BEGIN Entries

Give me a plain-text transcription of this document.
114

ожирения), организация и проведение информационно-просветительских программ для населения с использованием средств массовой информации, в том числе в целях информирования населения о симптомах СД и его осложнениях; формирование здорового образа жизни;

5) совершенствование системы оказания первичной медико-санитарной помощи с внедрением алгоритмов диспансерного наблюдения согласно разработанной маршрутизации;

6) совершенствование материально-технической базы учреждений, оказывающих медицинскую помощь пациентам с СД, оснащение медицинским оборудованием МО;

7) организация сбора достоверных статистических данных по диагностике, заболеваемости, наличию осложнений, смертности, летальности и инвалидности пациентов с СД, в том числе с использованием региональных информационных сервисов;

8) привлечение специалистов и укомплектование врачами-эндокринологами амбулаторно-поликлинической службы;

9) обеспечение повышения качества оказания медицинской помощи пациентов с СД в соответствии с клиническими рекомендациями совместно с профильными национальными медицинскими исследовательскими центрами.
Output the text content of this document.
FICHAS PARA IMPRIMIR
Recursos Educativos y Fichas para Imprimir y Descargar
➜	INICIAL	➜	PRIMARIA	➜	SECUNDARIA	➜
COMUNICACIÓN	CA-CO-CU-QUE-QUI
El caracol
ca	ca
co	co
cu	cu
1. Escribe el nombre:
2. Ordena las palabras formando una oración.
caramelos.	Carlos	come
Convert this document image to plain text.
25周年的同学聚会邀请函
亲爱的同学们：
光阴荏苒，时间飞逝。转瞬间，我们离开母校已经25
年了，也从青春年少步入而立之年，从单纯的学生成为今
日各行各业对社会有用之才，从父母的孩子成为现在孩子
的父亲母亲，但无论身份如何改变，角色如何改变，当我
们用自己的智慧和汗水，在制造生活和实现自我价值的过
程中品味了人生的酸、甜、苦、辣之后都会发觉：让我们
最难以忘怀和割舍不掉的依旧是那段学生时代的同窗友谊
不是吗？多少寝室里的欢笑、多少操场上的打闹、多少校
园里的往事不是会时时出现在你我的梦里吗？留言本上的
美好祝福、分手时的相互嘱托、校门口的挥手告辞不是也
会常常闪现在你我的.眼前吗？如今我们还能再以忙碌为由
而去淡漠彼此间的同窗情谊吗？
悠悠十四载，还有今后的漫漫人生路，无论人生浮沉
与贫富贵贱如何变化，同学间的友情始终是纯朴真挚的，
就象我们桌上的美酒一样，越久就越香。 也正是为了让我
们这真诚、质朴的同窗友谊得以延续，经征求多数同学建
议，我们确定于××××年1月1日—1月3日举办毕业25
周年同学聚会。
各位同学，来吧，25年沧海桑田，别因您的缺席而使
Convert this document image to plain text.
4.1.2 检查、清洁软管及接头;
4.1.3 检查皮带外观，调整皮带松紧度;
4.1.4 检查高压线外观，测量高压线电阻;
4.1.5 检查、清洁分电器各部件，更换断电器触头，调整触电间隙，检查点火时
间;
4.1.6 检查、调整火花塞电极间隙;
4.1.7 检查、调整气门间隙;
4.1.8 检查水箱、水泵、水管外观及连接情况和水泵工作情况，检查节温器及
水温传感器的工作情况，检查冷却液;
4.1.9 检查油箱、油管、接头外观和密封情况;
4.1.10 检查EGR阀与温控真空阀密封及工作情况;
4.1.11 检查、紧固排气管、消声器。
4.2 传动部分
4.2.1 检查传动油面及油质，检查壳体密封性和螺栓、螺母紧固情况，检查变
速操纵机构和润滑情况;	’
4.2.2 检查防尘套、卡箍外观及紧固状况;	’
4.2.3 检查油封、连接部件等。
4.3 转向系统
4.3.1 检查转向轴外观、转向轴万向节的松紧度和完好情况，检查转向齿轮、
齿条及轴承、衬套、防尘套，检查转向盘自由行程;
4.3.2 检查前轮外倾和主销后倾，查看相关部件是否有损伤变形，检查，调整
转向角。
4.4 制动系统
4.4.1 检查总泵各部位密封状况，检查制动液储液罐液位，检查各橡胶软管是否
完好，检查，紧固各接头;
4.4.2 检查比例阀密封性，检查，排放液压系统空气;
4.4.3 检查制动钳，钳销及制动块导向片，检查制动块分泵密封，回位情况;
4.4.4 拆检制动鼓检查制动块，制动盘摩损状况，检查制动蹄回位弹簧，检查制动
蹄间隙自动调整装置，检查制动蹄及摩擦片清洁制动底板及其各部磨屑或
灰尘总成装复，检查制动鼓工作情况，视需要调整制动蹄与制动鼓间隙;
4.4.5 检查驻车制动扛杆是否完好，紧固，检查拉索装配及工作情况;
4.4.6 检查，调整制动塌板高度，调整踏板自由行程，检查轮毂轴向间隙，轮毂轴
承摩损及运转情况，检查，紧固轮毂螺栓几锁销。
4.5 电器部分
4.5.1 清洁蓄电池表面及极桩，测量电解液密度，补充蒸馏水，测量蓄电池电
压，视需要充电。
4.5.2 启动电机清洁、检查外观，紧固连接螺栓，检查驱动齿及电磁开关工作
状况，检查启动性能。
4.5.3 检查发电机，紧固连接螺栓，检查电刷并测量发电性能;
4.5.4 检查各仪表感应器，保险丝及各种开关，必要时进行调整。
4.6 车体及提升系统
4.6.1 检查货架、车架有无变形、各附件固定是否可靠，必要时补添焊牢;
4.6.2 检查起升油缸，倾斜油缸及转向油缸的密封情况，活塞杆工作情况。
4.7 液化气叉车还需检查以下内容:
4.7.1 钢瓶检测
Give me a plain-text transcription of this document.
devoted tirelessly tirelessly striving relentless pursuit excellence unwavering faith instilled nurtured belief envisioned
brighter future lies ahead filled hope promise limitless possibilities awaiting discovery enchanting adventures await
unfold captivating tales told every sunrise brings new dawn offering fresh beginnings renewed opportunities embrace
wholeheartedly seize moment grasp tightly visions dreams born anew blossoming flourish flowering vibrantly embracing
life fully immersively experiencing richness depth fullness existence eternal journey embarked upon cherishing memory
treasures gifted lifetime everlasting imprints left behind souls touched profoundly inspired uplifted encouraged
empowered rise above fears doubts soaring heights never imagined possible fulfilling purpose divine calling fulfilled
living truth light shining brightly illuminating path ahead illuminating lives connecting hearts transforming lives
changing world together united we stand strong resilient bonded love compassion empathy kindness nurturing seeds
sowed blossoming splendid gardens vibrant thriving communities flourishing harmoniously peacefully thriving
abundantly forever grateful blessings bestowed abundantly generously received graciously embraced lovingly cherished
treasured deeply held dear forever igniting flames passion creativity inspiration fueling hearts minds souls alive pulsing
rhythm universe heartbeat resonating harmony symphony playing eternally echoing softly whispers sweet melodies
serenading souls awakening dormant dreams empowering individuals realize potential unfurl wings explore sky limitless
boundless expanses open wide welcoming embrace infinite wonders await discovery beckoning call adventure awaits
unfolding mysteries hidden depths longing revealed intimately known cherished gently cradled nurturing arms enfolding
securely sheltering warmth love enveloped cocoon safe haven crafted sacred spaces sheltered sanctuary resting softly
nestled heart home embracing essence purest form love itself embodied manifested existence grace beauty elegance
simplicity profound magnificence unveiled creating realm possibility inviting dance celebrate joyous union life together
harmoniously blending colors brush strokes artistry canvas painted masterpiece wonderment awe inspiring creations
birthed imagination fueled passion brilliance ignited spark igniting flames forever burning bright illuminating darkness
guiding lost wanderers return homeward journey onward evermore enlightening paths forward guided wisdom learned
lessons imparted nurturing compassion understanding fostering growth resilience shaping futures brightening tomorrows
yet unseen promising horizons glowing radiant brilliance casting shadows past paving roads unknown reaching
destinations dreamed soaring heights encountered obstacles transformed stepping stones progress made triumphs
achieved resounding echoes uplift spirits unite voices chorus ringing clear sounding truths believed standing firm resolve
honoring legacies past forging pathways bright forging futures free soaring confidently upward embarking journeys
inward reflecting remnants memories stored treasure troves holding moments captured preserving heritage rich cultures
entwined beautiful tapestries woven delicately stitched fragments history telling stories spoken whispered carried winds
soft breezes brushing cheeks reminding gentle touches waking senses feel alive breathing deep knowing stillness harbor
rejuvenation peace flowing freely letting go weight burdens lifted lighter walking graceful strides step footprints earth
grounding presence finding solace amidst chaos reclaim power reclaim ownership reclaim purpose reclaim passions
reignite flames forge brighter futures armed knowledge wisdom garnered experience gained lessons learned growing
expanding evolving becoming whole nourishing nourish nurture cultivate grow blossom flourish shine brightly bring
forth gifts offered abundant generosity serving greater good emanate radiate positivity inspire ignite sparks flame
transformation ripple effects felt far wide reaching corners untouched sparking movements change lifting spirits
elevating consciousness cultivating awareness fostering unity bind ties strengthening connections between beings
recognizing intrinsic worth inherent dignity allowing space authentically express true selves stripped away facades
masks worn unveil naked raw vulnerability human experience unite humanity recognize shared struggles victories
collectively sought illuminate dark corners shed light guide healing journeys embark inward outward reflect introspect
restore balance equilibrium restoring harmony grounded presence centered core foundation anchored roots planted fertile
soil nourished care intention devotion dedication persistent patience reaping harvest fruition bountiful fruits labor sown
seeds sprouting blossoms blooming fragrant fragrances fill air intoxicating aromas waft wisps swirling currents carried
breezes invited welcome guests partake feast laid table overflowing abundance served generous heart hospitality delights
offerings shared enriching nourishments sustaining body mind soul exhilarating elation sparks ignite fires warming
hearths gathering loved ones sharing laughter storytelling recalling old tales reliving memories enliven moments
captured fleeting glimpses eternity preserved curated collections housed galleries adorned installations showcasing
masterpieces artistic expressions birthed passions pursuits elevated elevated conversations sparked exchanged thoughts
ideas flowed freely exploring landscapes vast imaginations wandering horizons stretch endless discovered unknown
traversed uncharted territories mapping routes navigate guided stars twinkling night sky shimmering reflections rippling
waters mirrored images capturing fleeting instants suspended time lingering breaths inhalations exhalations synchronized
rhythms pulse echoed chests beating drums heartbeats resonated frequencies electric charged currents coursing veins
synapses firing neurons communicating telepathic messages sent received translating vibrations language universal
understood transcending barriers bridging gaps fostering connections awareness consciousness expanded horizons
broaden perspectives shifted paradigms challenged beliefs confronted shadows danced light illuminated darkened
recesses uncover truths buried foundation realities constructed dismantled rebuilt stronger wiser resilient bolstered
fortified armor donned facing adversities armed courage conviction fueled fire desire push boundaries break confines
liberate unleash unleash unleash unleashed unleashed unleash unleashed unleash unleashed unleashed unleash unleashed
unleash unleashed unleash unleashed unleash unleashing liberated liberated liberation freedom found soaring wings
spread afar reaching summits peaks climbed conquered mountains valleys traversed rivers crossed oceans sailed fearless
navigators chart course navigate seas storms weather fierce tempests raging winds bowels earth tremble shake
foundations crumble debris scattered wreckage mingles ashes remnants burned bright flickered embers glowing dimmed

END Entries

- What is needed -
Of the lines in the listing, how many hold the word "blossoming"? Nothing but the number is needed.

- Worked answer -
2